Activity
Resume the transcribed lecture below on forming a sulfonate ester, continuing from its final sentence.

Document excerpt
○ ○ ○

So can you guys predict what the next step might be? Do I have any good leaving groups present? I do. I have a Cl. So what I could do is I could just reform the double bond and kick out the Cl. What that's going to give me now is the same stereochemistry. I'm still in the front. Still have an H. But now what I have is a molecule that looks like this.
And I'm missing the R group. I never drew it. Wow. Just a second. There's an R group here. You might be wondering, “Johnny, what happened to the R group before?” It was there. I just never drew it. Please draw that into your notes. You should have single bond O, double bond O, Cl, R and then the other O. That should add up to six. If you want, you can count it up. It does add up to six. And this also adds up to six. I have that plus I have the Cl leaving group. Perfect. Then I have a positive charge here.
So now the interesting part is that this molecule right here is actually pretty stable. This is my sulfonate ester. That's really it. I'm not going to keep going to another step. I'm just going to keep it like this. This is my sulfonate ester. Later on, I can react with it.
Now the sulfonate ester should be the neutral compound. So what's going to happen is that my Cl or whatever – it's usually a Cl, whatever my anion is, is going to take away that H. Eventually, what I should get at the end is a neutral sulfonate ester that looks like this: O, S, double bond O, double bond O, R.

○ ○ ○

Material shown

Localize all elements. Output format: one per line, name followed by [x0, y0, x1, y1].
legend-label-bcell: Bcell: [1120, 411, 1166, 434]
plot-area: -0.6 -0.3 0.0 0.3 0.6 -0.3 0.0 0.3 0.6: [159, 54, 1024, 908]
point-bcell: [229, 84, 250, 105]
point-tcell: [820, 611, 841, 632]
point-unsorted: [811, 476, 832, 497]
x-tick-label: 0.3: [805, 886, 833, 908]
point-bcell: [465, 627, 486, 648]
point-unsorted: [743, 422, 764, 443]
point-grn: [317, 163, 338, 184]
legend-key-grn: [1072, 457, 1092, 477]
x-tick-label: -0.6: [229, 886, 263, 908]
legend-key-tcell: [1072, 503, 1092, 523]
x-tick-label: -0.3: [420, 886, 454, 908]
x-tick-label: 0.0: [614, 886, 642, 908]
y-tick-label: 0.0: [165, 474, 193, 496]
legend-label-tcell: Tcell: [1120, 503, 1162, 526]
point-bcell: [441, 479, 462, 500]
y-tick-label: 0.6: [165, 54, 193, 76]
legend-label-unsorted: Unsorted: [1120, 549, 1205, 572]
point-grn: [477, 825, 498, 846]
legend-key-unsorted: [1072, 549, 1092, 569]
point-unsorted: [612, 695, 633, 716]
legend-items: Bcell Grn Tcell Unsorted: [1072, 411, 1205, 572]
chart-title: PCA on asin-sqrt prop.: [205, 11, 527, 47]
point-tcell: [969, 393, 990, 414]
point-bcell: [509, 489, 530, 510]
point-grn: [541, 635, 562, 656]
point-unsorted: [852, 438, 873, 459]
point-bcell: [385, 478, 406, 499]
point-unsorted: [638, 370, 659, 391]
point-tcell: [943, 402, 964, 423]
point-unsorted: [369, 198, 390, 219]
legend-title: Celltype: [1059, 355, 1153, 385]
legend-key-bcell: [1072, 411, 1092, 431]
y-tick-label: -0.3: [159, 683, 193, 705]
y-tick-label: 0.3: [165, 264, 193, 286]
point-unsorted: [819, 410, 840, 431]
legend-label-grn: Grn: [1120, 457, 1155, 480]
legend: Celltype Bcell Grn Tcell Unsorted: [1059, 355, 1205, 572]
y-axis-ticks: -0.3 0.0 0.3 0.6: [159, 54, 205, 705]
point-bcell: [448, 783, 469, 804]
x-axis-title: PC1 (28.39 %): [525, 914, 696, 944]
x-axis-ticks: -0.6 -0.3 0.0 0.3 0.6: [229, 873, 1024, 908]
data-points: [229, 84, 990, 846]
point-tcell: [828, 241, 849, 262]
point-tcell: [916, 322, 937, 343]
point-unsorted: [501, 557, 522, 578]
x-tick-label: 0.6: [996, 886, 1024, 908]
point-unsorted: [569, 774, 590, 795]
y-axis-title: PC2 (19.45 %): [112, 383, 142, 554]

○ ○ ○

Response
The reason this is so stable is because basically there are no formal charges anymore, so I can keep this sulfonate ester around as long as I want, just like an alkyl halide. I can keep an alkyl halide around. And then when I finally want to react with it, I could introduce a nucleophile, let's just use general Nu- and then I could do a backside attack. But it's cool that we can just keep the sulfonate ester around. Now we just converted alcohol to a really good leaving group, which is the sulfonate ester.
Up here there was a blank that I skipped earlier. It's actually really important. Basically, because this reaction all takes place on the O and notice that the O never gets attacked during the entire mechanism for sulfonate ester. This reaction is going to proceed with retention of configuration because I'm never doing a backside attack during the course of the reaction. I'm always just ending with the sulfonate ester and then I'll figure out what to do with it later. Later on, could I do a backside attack? Sure, but that's a different reaction.
During this reaction, to get from here down to here, from the OH to the sulfonate ester, notice that the O never moved. The O is still in the same exact place it was before, so we call that retention of configuration. Once again, this topic, this section is all about stereochemistry, so you need to remember that sulfonate esters proceed with retention of configuration, whereas thionyl chloride and phosphorous bromide are going to proceed with backside attack or inversion of configuration.
So that's it for this. Now what I want to do is I just want to quickly show you guys a summary of everything that we just learned.
This conversion proceeds without the use of SN2, meaning that we expect retention of configuration.
Yes we know, there is an extra methyl in the original molecule in the video. However, we decided to remove it completely from the problem.
This allows for a backside attack to successfully take place in the last step (seen by the blue Nu-).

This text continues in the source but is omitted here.